#### Written task
Below are the records; copy each line in them that holds the word "腹部整形".

#### Records for this task
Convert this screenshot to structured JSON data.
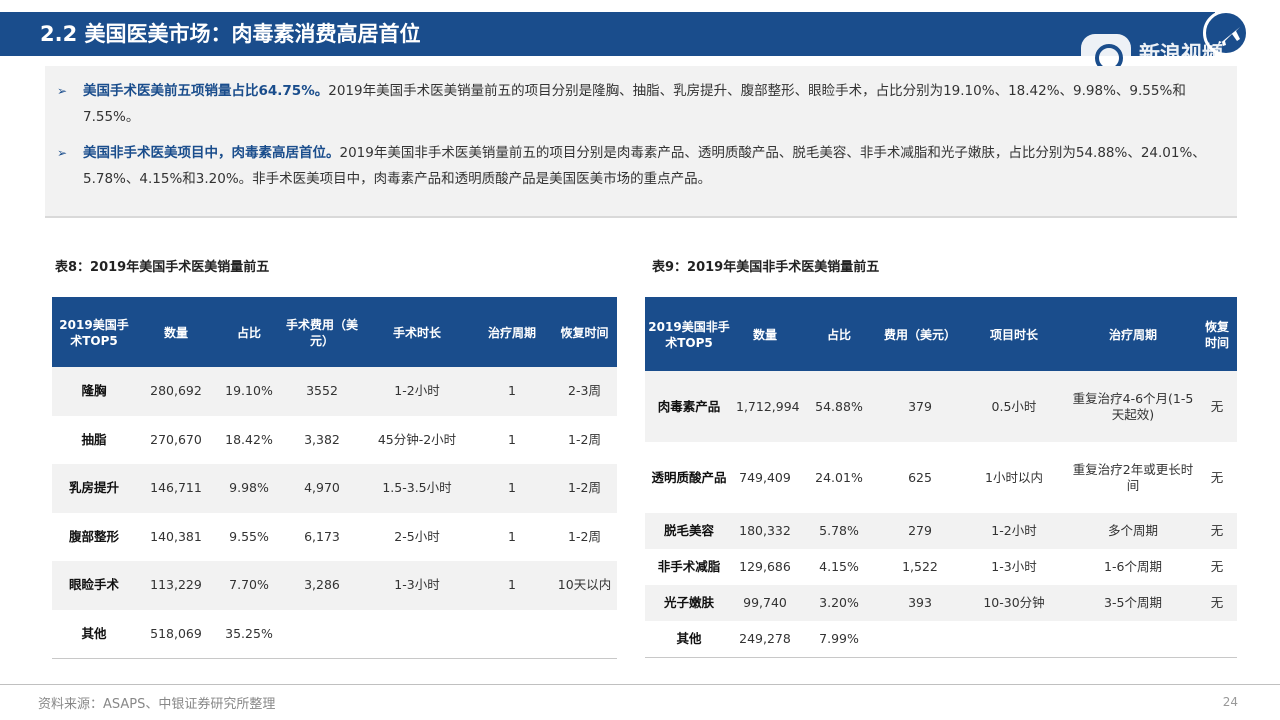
{
  "header": {
    "title": "2.2 美国医美市场：肉毒素消费高居首位",
    "watermark": "新浪视频"
  },
  "summary": {
    "bullets": [
      {
        "highlight": "美国手术医美前五项销量占比64.75%。",
        "text": "2019年美国手术医美销量前五的项目分别是隆胸、抽脂、乳房提升、腹部整形、眼睑手术，占比分别为19.10%、18.42%、9.98%、9.55%和7.55%。"
      },
      {
        "highlight": "美国非手术医美项目中，肉毒素高居首位。",
        "text": "2019年美国非手术医美销量前五的项目分别是肉毒素产品、透明质酸产品、脱毛美容、非手术减脂和光子嫩肤，占比分别为54.88%、24.01%、5.78%、4.15%和3.20%。非手术医美项目中，肉毒素产品和透明质酸产品是美国医美市场的重点产品。"
      }
    ]
  },
  "table8": {
    "caption": "表8：2019年美国手术医美销量前五",
    "headers": [
      "2019美国手术TOP5",
      "数量",
      "占比",
      "手术费用（美元）",
      "手术时长",
      "治疗周期",
      "恢复时间"
    ],
    "rows": [
      [
        "隆胸",
        "280,692",
        "19.10%",
        "3552",
        "1-2小时",
        "1",
        "2-3周"
      ],
      [
        "抽脂",
        "270,670",
        "18.42%",
        "3,382",
        "45分钟-2小时",
        "1",
        "1-2周"
      ],
      [
        "乳房提升",
        "146,711",
        "9.98%",
        "4,970",
        "1.5-3.5小时",
        "1",
        "1-2周"
      ],
      [
        "腹部整形",
        "140,381",
        "9.55%",
        "6,173",
        "2-5小时",
        "1",
        "1-2周"
      ],
      [
        "眼睑手术",
        "113,229",
        "7.70%",
        "3,286",
        "1-3小时",
        "1",
        "10天以内"
      ],
      [
        "其他",
        "518,069",
        "35.25%",
        "",
        "",
        "",
        ""
      ]
    ]
  },
  "table9": {
    "caption": "表9：2019年美国非手术医美销量前五",
    "headers": [
      "2019美国非手术TOP5",
      "数量",
      "占比",
      "费用（美元）",
      "项目时长",
      "治疗周期",
      "恢复时间"
    ],
    "rows": [
      [
        "肉毒素产品",
        "1,712,994",
        "54.88%",
        "379",
        "0.5小时",
        "重复治疗4-6个月(1-5天起效)",
        "无"
      ],
      [
        "透明质酸产品",
        "749,409",
        "24.01%",
        "625",
        "1小时以内",
        "重复治疗2年或更长时间",
        "无"
      ],
      [
        "脱毛美容",
        "180,332",
        "5.78%",
        "279",
        "1-2小时",
        "多个周期",
        "无"
      ],
      [
        "非手术减脂",
        "129,686",
        "4.15%",
        "1,522",
        "1-3小时",
        "1-6个周期",
        "无"
      ],
      [
        "光子嫩肤",
        "99,740",
        "3.20%",
        "393",
        "10-30分钟",
        "3-5个周期",
        "无"
      ],
      [
        "其他",
        "249,278",
        "7.99%",
        "",
        "",
        "",
        ""
      ]
    ]
  },
  "footer": {
    "source": "资料来源：ASAPS、中银证券研究所整理",
    "page": "24"
  },
  "colors": {
    "primary": "#1a4d8c",
    "panel": "#f2f2f2"
  }
}
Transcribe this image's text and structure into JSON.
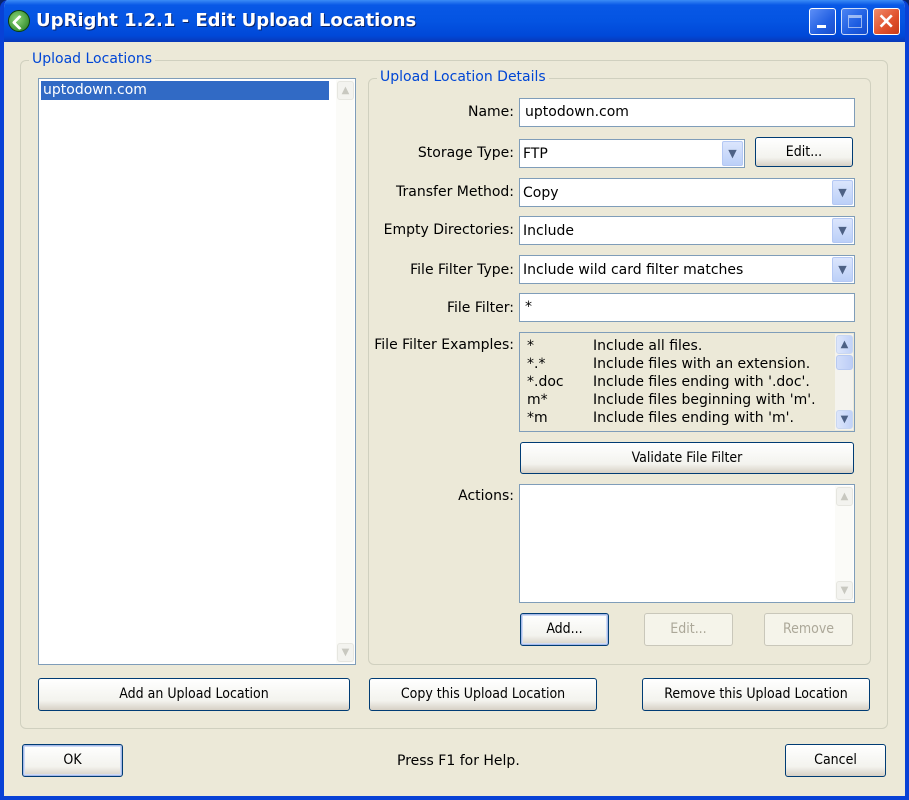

#### Reply
        "text": "2019年美国手术医美销量前五的项目分别是隆胸、抽脂、乳房提升、腹部整形、眼睑手术，占比分别为19.10%、18.42%、9.98%、9.55%和7.55%。"
        "腹部整形",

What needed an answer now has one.